Request:
Reproduce the material exactly, omitting nothing.

** START OF Recorded information **

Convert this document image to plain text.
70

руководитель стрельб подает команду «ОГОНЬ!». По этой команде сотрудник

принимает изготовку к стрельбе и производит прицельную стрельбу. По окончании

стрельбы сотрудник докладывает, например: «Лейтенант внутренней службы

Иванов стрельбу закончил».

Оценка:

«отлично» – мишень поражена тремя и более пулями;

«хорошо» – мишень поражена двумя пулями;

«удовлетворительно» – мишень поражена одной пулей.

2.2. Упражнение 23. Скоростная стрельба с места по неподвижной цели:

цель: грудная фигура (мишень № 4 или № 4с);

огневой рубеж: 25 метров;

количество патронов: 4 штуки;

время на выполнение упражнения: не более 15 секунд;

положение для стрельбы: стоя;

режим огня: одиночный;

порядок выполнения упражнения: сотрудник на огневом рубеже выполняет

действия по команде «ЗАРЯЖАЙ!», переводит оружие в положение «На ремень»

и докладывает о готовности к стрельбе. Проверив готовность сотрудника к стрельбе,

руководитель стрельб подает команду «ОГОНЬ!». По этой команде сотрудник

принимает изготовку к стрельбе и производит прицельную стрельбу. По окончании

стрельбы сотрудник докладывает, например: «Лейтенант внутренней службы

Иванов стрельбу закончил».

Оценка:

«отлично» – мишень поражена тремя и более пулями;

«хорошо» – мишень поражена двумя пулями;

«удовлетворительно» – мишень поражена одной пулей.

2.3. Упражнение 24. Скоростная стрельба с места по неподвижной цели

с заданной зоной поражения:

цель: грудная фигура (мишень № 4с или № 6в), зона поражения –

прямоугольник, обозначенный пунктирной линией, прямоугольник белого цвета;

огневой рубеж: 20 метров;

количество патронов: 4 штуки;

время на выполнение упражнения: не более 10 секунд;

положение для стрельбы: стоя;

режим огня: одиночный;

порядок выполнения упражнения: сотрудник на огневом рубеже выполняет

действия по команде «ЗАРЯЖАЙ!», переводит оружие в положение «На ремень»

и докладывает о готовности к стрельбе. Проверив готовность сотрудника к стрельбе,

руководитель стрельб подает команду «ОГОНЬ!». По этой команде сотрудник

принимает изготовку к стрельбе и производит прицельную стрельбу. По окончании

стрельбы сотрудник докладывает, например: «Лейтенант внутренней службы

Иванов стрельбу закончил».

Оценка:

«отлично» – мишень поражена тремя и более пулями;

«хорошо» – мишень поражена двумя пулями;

** END OF Recorded information **

Result for this exercise:
Convert this document image to plain text.
70

руководитель стрельб подает команду «ОГОНЬ!». По этой команде сотрудник

принимает изготовку к стрельбе и производит прицельную стрельбу. По окончании

стрельбы сотрудник докладывает, например: «Лейтенант внутренней службы

Иванов стрельбу закончил».

Оценка:

«отлично» – мишень поражена тремя и более пулями;

«хорошо» – мишень поражена двумя пулями;

«удовлетворительно» – мишень поражена одной пулей.

2.2. Упражнение 23. Скоростная стрельба с места по неподвижной цели:

цель: грудная фигура (мишень № 4 или № 4с);

огневой рубеж: 25 метров;

количество патронов: 4 штуки;

время на выполнение упражнения: не более 15 секунд;

положение для стрельбы: стоя;

режим огня: одиночный;

порядок выполнения упражнения: сотрудник на огневом рубеже выполняет

действия по команде «ЗАРЯЖАЙ!», переводит оружие в положение «На ремень»

и докладывает о готовности к стрельбе. Проверив готовность сотрудника к стрельбе,

руководитель стрельб подает команду «ОГОНЬ!». По этой команде сотрудник

принимает изготовку к стрельбе и производит прицельную стрельбу. По окончании

стрельбы сотрудник докладывает, например: «Лейтенант внутренней службы

Иванов стрельбу закончил».

Оценка:

«отлично» – мишень поражена тремя и более пулями;

«хорошо» – мишень поражена двумя пулями;

«удовлетворительно» – мишень поражена одной пулей.

2.3. Упражнение 24. Скоростная стрельба с места по неподвижной цели

с заданной зоной поражения:

цель: грудная фигура (мишень № 4с или № 6в), зона поражения –

прямоугольник, обозначенный пунктирной линией, прямоугольник белого цвета;

огневой рубеж: 20 метров;

количество патронов: 4 штуки;

время на выполнение упражнения: не более 10 секунд;

положение для стрельбы: стоя;

режим огня: одиночный;

порядок выполнения упражнения: сотрудник на огневом рубеже выполняет

действия по команде «ЗАРЯЖАЙ!», переводит оружие в положение «На ремень»

и докладывает о готовности к стрельбе. Проверив готовность сотрудника к стрельбе,

руководитель стрельб подает команду «ОГОНЬ!». По этой команде сотрудник

принимает изготовку к стрельбе и производит прицельную стрельбу. По окончании

стрельбы сотрудник докладывает, например: «Лейтенант внутренней службы

Иванов стрельбу закончил».

Оценка:

«отлично» – мишень поражена тремя и более пулями;

«хорошо» – мишень поражена двумя пулями;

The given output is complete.